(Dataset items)
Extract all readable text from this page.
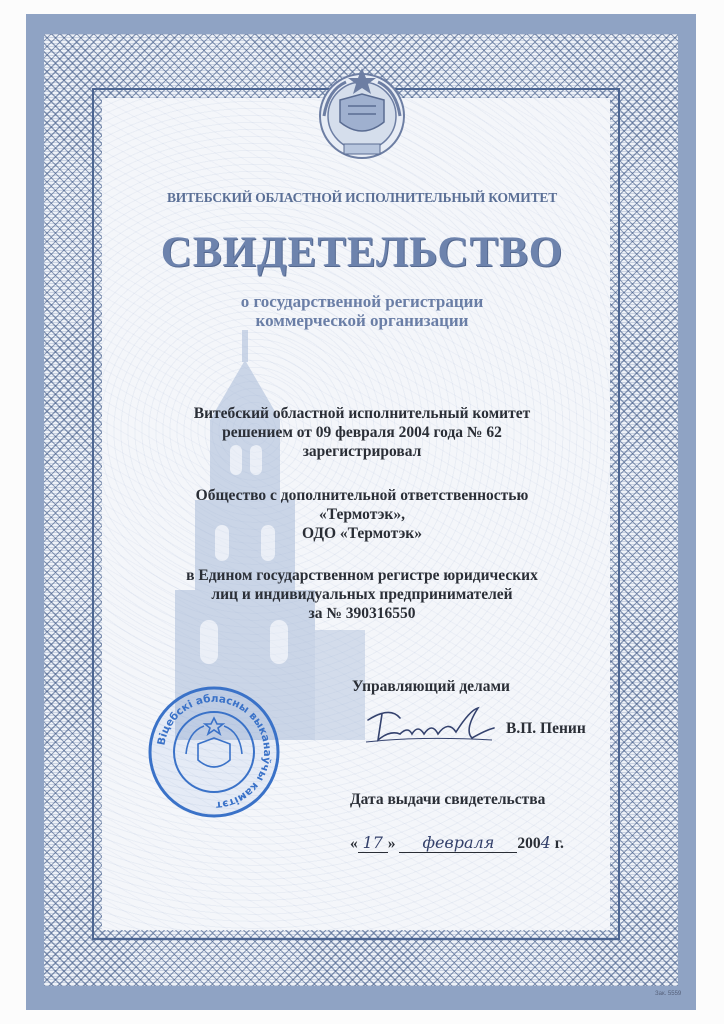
ВИТЕБСКИЙ ОБЛАСТНОЙ ИСПОЛНИТЕЛЬНЫЙ КОМИТЕТ
СВИДЕТЕЛЬСТВО
о государственной регистрации
коммерческой организации
Витебский областной исполнительный комитет
решением от 09 февраля 2004 года № 62
зарегистрировал
Общество с дополнительной ответственностью
«Термотэк»,
ОДО «Термотэк»
в Едином государственном регистре юридических
лиц и индивидуальных предпринимателей
за № 390316550
Управляющий делами
В.П. Пенин
Дата выдачи свидетельства
« 17 » февраля 2004 г.
Віцебскі абласны выканаўчы камітэт
Зак. 5559
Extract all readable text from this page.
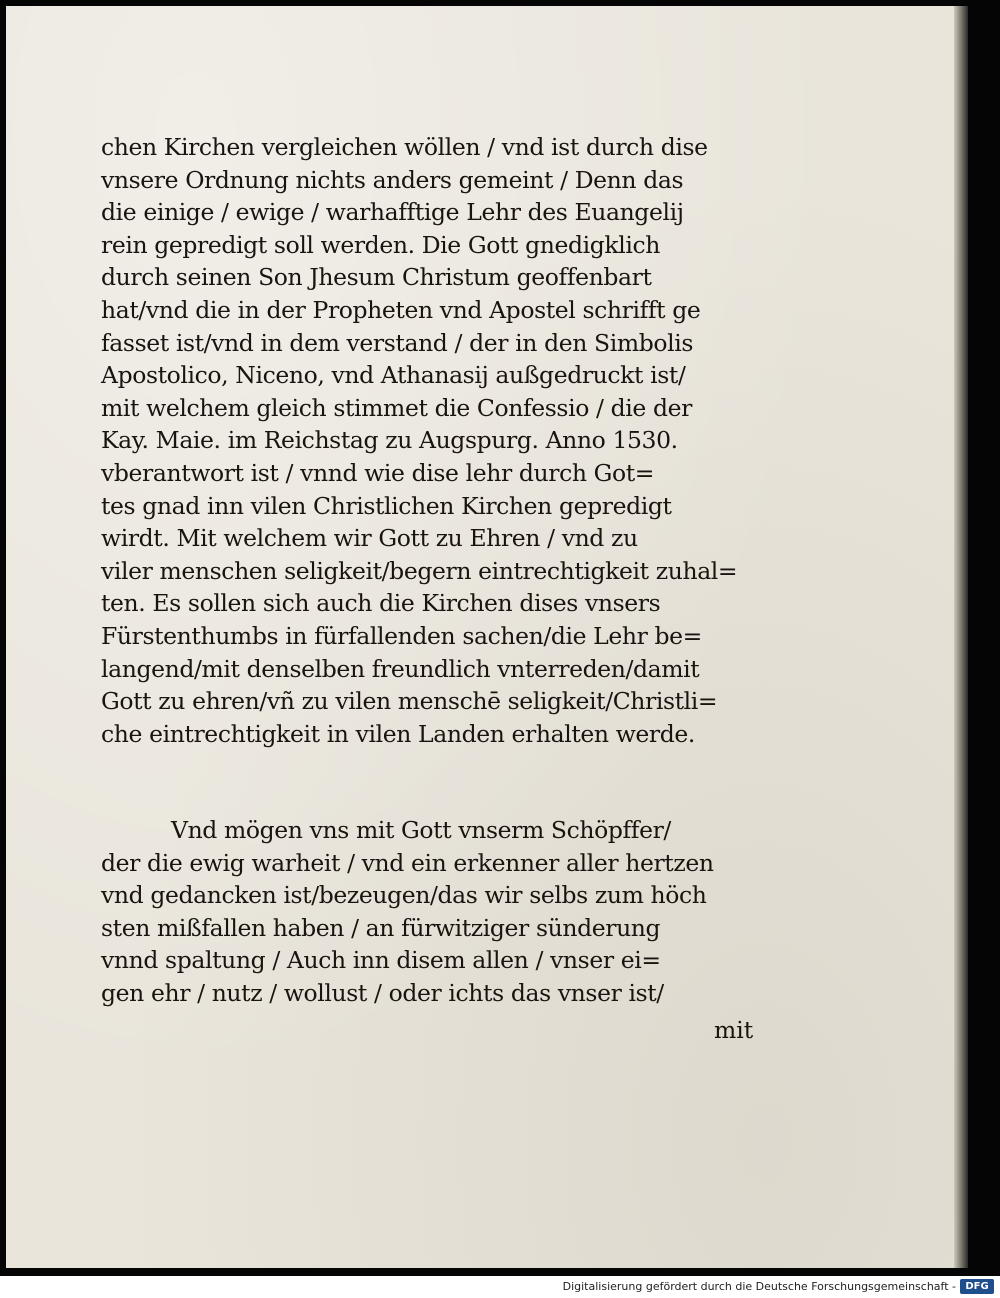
chen Kirchen vergleichen wöllen / vnd ist durch dise
vnsere Ordnung nichts anders gemeint / Denn das
die einige / ewige / warhafftige Lehr des Euangelij
rein gepredigt soll werden. Die Gott gnedigklich
durch seinen Son Jhesum Christum geoffenbart
hat/vnd die in der Propheten vnd Apostel schrifft ge
fasset ist/vnd in dem verstand / der in den Simbolis
Apostolico, Niceno, vnd Athanasij außgedruckt ist/
mit welchem gleich stimmet die Confessio / die der
Kay. Maie. im Reichstag zu Augspurg. Anno 1530.
vberantwort ist / vnnd wie dise lehr durch Got=
tes gnad inn vilen Christlichen Kirchen gepredigt
wirdt. Mit welchem wir Gott zu Ehren / vnd zu
viler menschen seligkeit/begern eintrechtigkeit zuhal=
ten. Es sollen sich auch die Kirchen dises vnsers
Fürstenthumbs in fürfallenden sachen/die Lehr be=
langend/mit denselben freundlich vnterreden/damit
Gott zu ehren/vñ zu vilen menschē seligkeit/Christli=
che eintrechtigkeit in vilen Landen erhalten werde.
Vnd mögen vns mit Gott vnserm Schöpffer/
der die ewig warheit / vnd ein erkenner aller hertzen
vnd gedancken ist/bezeugen/das wir selbs zum höch
sten mißfallen haben / an fürwitziger sünderung
vnnd spaltung / Auch inn disem allen / vnser ei=
gen ehr / nutz / wollust / oder ichts das vnser ist/
mit
Digitalisierung gefördert durch die Deutsche Forschungsgemeinschaft - DFG
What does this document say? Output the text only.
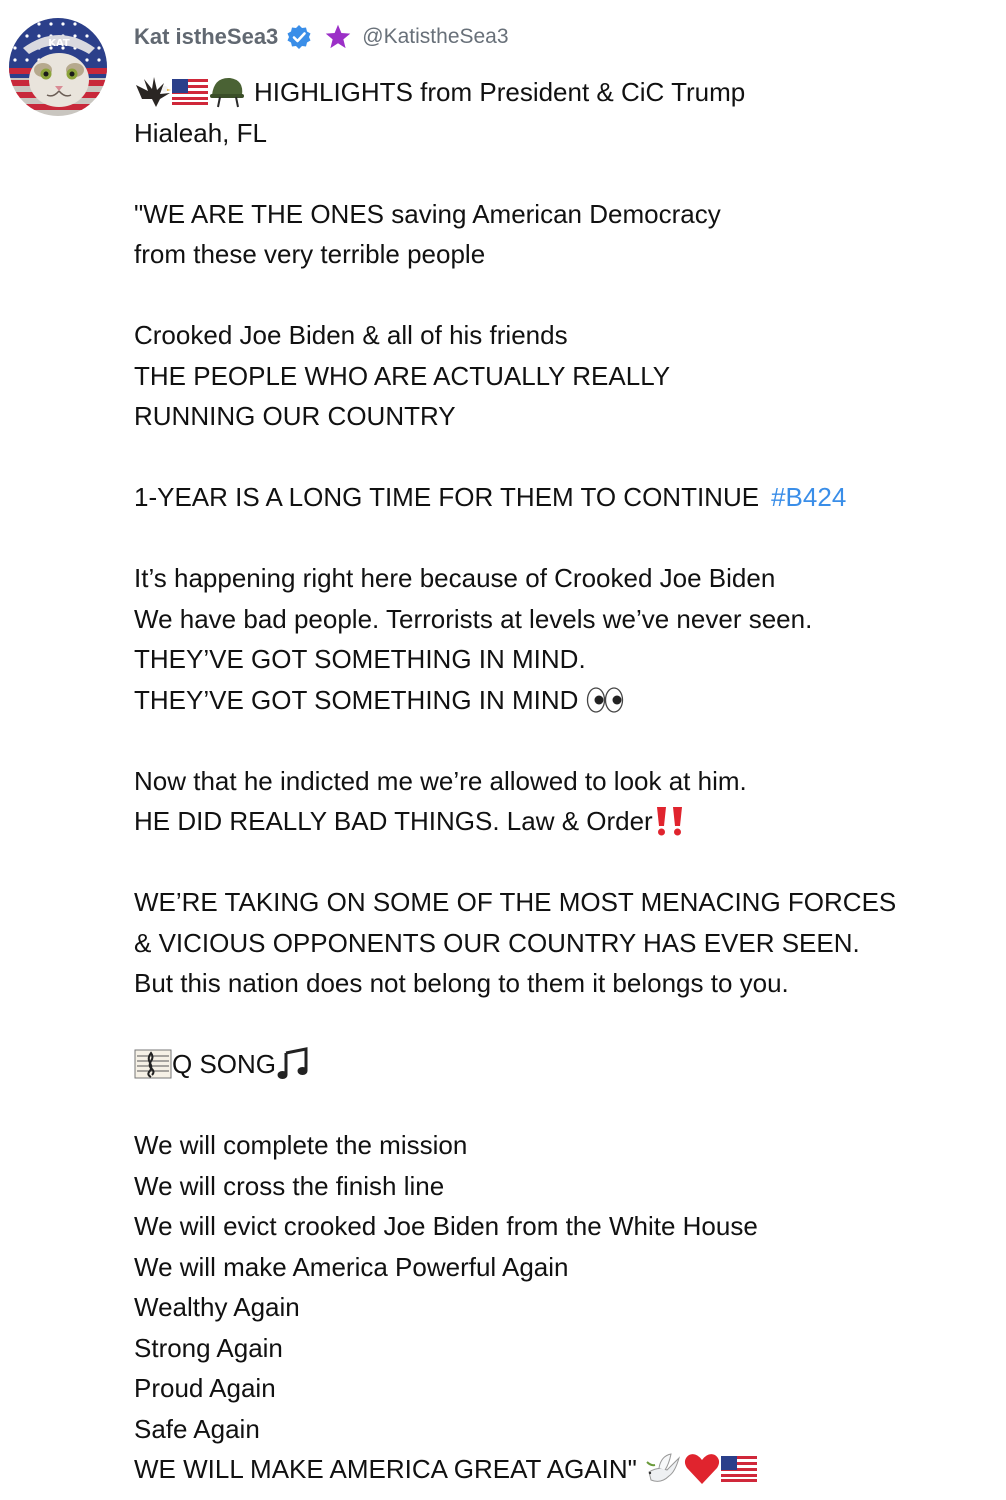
KAT	Kat istheSea3	@KatistheSea3
HIGHLIGHTS from President & CiC Trump
Hialeah, FL
"WE ARE THE ONES saving American Democracy
from these very terrible people
Crooked Joe Biden & all of his friends
THE PEOPLE WHO ARE ACTUALLY REALLY
RUNNING OUR COUNTRY
1-YEAR IS A LONG TIME FOR THEM TO CONTINUE #B424
It’s happening right here because of Crooked Joe Biden
We have bad people. Terrorists at levels we’ve never seen.
THEY’VE GOT SOMETHING IN MIND.
THEY’VE GOT SOMETHING IN MIND
Now that he indicted me we’re allowed to look at him.
HE DID REALLY BAD THINGS. Law & Order
WE’RE TAKING ON SOME OF THE MOST MENACING FORCES
& VICIOUS OPPONENTS OUR COUNTRY HAS EVER SEEN.
But this nation does not belong to them it belongs to you.
Q SONG
We will complete the mission
We will cross the finish line
We will evict crooked Joe Biden from the White House
We will make America Powerful Again
Wealthy Again
Strong Again
Proud Again
Safe Again
WE WILL MAKE AMERICA GREAT AGAIN"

Exercise
Without the pictures, write out the whole listing above exactly as it appears.

Exercise answer
Extract all readable text from this page.
ВИТЕБСКИЙ ОБЛАСТНОЙ ИСПОЛНИТЕЛЬНЫЙ КОМИТЕТ
СВИДЕТЕЛЬСТВО
о государственной регистрации
коммерческой организации
Витебский областной исполнительный комитет
решением от 09 февраля 2004 года № 62
зарегистрировал
Общество с дополнительной ответственностью
«Термотэк»,
ОДО «Термотэк»
в Едином государственном регистре юридических
лиц и индивидуальных предпринимателей
за № 390316550
Управляющий делами
В.П. Пенин
Дата выдачи свидетельства
« 17 » февраля 2004 г.
Віцебскі абласны выканаўчы камітэт
Зак. 5559
Extract all readable text from this page.
chen Kirchen vergleichen wöllen / vnd ist durch dise
vnsere Ordnung nichts anders gemeint / Denn das
die einige / ewige / warhafftige Lehr des Euangelij
rein gepredigt soll werden. Die Gott gnedigklich
durch seinen Son Jhesum Christum geoffenbart
hat/vnd die in der Propheten vnd Apostel schrifft ge
fasset ist/vnd in dem verstand / der in den Simbolis
Apostolico, Niceno, vnd Athanasij außgedruckt ist/
mit welchem gleich stimmet die Confessio / die der
Kay. Maie. im Reichstag zu Augspurg. Anno 1530.
vberantwort ist / vnnd wie dise lehr durch Got=
tes gnad inn vilen Christlichen Kirchen gepredigt
wirdt. Mit welchem wir Gott zu Ehren / vnd zu
viler menschen seligkeit/begern eintrechtigkeit zuhal=
ten. Es sollen sich auch die Kirchen dises vnsers
Fürstenthumbs in fürfallenden sachen/die Lehr be=
langend/mit denselben freundlich vnterreden/damit
Gott zu ehren/vñ zu vilen menschē seligkeit/Christli=
che eintrechtigkeit in vilen Landen erhalten werde.
Vnd mögen vns mit Gott vnserm Schöpffer/
der die ewig warheit / vnd ein erkenner aller hertzen
vnd gedancken ist/bezeugen/das wir selbs zum höch
sten mißfallen haben / an fürwitziger sünderung
vnnd spaltung / Auch inn disem allen / vnser ei=
gen ehr / nutz / wollust / oder ichts das vnser ist/
mit
Digitalisierung gefördert durch die Deutsche Forschungsgemeinschaft - DFG
What does this document say? Output the text only.
KAT	Kat istheSea3	@KatistheSea3
HIGHLIGHTS from President & CiC Trump
Hialeah, FL
"WE ARE THE ONES saving American Democracy
from these very terrible people
Crooked Joe Biden & all of his friends
THE PEOPLE WHO ARE ACTUALLY REALLY
RUNNING OUR COUNTRY
1-YEAR IS A LONG TIME FOR THEM TO CONTINUE #B424
It’s happening right here because of Crooked Joe Biden
We have bad people. Terrorists at levels we’ve never seen.
THEY’VE GOT SOMETHING IN MIND.
THEY’VE GOT SOMETHING IN MIND
Now that he indicted me we’re allowed to look at him.
HE DID REALLY BAD THINGS. Law & Order
WE’RE TAKING ON SOME OF THE MOST MENACING FORCES
& VICIOUS OPPONENTS OUR COUNTRY HAS EVER SEEN.
But this nation does not belong to them it belongs to you.
Q SONG
We will complete the mission
We will cross the finish line
We will evict crooked Joe Biden from the White House
We will make America Powerful Again
Wealthy Again
Strong Again
Proud Again
Safe Again
WE WILL MAKE AMERICA GREAT AGAIN"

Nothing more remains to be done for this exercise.